** SET PROBLEM **
Gather up every line that includes the string "securely".

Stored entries
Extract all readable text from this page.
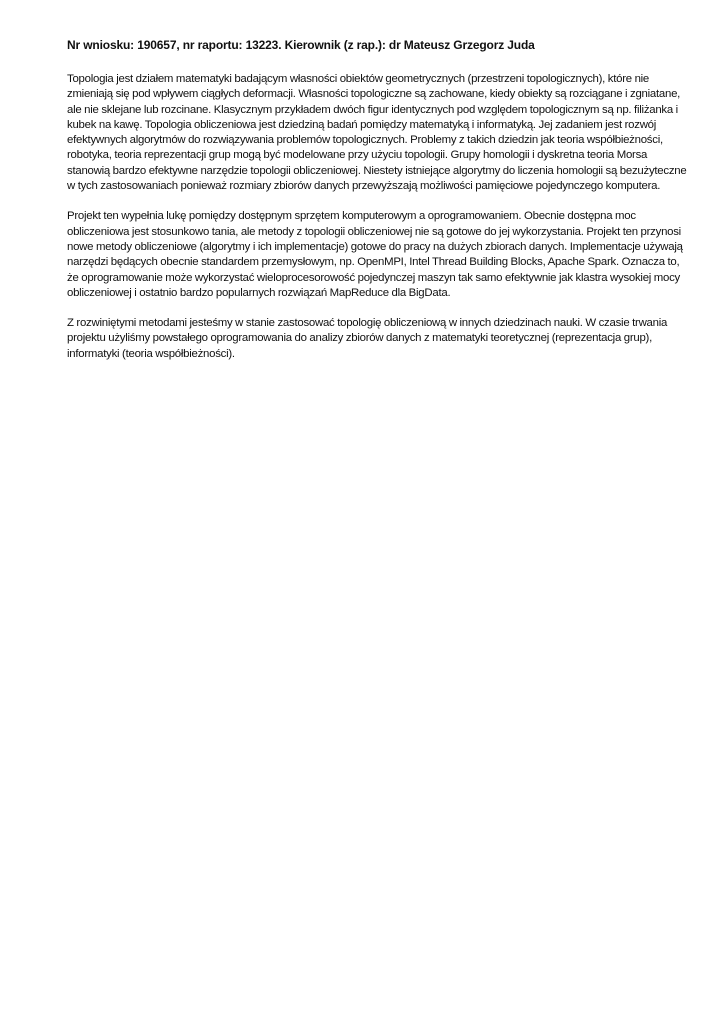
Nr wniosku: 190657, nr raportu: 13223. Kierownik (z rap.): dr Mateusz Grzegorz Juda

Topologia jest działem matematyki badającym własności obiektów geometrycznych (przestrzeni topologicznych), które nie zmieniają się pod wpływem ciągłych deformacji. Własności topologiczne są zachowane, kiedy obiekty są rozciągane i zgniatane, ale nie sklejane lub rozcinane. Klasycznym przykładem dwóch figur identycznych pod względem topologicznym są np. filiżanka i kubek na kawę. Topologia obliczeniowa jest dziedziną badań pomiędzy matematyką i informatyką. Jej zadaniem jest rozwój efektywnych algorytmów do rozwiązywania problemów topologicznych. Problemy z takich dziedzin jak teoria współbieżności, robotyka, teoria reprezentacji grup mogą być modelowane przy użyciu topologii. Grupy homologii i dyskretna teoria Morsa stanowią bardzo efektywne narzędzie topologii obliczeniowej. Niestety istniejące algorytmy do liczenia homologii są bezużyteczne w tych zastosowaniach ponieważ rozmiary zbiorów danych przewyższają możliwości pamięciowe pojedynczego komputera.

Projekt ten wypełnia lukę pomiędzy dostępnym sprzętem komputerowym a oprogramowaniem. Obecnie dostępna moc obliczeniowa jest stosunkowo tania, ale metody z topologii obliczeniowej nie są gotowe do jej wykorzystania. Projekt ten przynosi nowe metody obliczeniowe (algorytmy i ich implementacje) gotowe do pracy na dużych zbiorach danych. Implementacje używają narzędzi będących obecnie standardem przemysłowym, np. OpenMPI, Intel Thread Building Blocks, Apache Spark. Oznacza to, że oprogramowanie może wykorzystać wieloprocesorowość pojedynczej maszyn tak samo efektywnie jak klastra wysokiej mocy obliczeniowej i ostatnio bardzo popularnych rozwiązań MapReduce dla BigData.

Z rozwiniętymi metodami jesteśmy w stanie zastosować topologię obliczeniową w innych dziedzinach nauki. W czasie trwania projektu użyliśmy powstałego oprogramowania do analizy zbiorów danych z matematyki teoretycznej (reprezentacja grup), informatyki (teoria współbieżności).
* * *
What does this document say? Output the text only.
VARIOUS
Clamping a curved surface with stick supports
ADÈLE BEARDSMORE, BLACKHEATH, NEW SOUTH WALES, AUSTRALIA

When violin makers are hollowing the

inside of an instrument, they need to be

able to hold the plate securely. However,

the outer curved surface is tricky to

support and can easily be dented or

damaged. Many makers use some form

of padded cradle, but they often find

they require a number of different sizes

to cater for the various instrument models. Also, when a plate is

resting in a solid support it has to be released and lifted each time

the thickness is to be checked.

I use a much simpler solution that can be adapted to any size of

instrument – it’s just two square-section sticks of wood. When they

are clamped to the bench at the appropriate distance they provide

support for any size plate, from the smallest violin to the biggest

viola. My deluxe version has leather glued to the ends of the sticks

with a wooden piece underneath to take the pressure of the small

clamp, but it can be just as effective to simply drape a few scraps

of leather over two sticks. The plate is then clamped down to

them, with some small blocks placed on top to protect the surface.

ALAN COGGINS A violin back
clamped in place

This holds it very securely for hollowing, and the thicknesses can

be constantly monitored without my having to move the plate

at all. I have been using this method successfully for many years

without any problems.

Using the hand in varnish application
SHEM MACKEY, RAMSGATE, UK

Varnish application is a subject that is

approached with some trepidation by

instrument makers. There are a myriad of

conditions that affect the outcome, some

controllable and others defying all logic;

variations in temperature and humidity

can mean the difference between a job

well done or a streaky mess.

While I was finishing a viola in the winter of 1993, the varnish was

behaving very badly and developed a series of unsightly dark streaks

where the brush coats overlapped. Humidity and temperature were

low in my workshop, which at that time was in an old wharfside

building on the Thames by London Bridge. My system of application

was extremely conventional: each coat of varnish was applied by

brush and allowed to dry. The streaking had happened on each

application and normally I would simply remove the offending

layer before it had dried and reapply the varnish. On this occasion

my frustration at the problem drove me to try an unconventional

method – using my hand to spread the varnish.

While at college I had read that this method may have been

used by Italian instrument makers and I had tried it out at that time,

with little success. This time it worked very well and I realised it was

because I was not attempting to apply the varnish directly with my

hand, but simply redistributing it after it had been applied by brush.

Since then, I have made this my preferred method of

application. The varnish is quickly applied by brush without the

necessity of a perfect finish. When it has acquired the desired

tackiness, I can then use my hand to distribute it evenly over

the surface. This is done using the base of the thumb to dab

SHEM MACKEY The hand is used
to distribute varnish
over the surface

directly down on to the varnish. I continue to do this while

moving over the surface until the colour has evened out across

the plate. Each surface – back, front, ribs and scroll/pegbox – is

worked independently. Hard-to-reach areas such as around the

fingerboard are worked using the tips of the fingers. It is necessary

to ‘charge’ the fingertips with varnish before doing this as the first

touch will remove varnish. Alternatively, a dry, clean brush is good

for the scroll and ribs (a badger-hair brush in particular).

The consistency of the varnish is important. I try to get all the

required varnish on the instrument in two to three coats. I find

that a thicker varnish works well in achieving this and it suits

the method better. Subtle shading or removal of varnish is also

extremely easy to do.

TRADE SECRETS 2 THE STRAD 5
...
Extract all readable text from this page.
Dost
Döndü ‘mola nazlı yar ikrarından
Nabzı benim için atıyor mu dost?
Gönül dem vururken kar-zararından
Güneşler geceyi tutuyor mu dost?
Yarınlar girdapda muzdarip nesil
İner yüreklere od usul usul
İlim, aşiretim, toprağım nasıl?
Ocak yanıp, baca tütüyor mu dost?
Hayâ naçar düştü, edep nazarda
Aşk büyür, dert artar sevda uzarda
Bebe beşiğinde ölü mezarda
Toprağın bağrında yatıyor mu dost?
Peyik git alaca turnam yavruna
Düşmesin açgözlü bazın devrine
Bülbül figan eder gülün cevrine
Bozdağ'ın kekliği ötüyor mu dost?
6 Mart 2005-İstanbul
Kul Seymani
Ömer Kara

** THE RESULT **
able to hold the plate securely. However,
This holds it very securely for hollowing, and the thicknesses can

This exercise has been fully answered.